• [What to work on]: Transcribe all of the records precisely as they are presented.

• [Record set]:
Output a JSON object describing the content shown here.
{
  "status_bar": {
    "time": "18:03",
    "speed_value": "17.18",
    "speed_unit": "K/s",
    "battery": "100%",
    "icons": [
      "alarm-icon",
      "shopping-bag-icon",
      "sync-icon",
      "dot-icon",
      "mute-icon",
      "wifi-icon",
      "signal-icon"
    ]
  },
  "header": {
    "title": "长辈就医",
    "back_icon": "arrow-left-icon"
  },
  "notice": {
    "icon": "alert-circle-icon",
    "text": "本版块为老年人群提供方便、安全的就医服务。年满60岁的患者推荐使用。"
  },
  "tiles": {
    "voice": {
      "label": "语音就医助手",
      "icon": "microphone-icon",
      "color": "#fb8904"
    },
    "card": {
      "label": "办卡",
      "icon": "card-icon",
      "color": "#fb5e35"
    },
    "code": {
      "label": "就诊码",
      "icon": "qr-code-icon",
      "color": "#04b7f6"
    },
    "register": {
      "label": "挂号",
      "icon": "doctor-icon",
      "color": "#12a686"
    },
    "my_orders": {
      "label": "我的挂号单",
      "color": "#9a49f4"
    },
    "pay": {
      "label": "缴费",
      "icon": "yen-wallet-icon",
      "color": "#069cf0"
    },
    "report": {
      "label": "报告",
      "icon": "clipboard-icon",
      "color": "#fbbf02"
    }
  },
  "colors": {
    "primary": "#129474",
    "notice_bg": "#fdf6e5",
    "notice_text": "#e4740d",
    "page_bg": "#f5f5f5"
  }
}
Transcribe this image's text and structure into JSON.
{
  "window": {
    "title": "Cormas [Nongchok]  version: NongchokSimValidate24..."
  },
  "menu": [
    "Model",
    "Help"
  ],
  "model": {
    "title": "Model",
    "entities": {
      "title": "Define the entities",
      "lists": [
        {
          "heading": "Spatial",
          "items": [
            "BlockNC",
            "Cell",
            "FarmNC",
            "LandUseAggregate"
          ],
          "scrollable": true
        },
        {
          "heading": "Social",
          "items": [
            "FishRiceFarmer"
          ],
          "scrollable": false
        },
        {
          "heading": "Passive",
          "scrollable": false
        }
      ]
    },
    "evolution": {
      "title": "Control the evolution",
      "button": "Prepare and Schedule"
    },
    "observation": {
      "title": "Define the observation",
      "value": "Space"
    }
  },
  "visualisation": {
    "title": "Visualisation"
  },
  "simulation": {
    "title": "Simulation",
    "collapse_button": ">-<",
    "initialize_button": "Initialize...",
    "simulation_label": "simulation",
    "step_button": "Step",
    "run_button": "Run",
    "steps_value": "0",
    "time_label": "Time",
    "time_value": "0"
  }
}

• [Exercise response]:
Output a JSON object describing the content shown here.
{
  "status_bar": {
    "time": "18:03",
    "speed_value": "17.18",
    "speed_unit": "K/s",
    "battery": "100%",
    "icons": [
      "alarm-icon",
      "shopping-bag-icon",
      "sync-icon",
      "dot-icon",
      "mute-icon",
      "wifi-icon",
      "signal-icon"
    ]
  },
  "header": {
    "title": "长辈就医",
    "back_icon": "arrow-left-icon"
  },
  "notice": {
    "icon": "alert-circle-icon",
    "text": "本版块为老年人群提供方便、安全的就医服务。年满60岁的患者推荐使用。"
  },
  "tiles": {
    "voice": {
      "label": "语音就医助手",
      "icon": "microphone-icon",
      "color": "#fb8904"
    },
    "card": {
      "label": "办卡",
      "icon": "card-icon",
      "color": "#fb5e35"
    },
    "code": {
      "label": "就诊码",
      "icon": "qr-code-icon",
      "color": "#04b7f6"
    },
    "register": {
      "label": "挂号",
      "icon": "doctor-icon",
      "color": "#12a686"
    },
    "my_orders": {
      "label": "我的挂号单",
      "color": "#9a49f4"
    },
    "pay": {
      "label": "缴费",
      "icon": "yen-wallet-icon",
      "color": "#069cf0"
    },
    "report": {
      "label": "报告",
      "icon": "clipboard-icon",
      "color": "#fbbf02"
    }
  },
  "colors": {
    "primary": "#129474",
    "notice_bg": "#fdf6e5",
    "notice_text": "#e4740d",
    "page_bg": "#f5f5f5"
  }
}
Transcribe this image's text and structure into JSON.
{
  "window": {
    "title": "Cormas [Nongchok]  version: NongchokSimValidate24..."
  },
  "menu": [
    "Model",
    "Help"
  ],
  "model": {
    "title": "Model",
    "entities": {
      "title": "Define the entities",
      "lists": [
        {
          "heading": "Spatial",
          "items": [
            "BlockNC",
            "Cell",
            "FarmNC",
            "LandUseAggregate"
          ],
          "scrollable": true
        },
        {
          "heading": "Social",
          "items": [
            "FishRiceFarmer"
          ],
          "scrollable": false
        },
        {
          "heading": "Passive",
          "scrollable": false
        }
      ]
    },
    "evolution": {
      "title": "Control the evolution",
      "button": "Prepare and Schedule"
    },
    "observation": {
      "title": "Define the observation",
      "value": "Space"
    }
  },
  "visualisation": {
    "title": "Visualisation"
  },
  "simulation": {
    "title": "Simulation",
    "collapse_button": ">-<",
    "initialize_button": "Initialize...",
    "simulation_label": "simulation",
    "step_button": "Step",
    "run_button": "Run",
    "steps_value": "0",
    "time_label": "Time",
    "time_value": "0"
  }
}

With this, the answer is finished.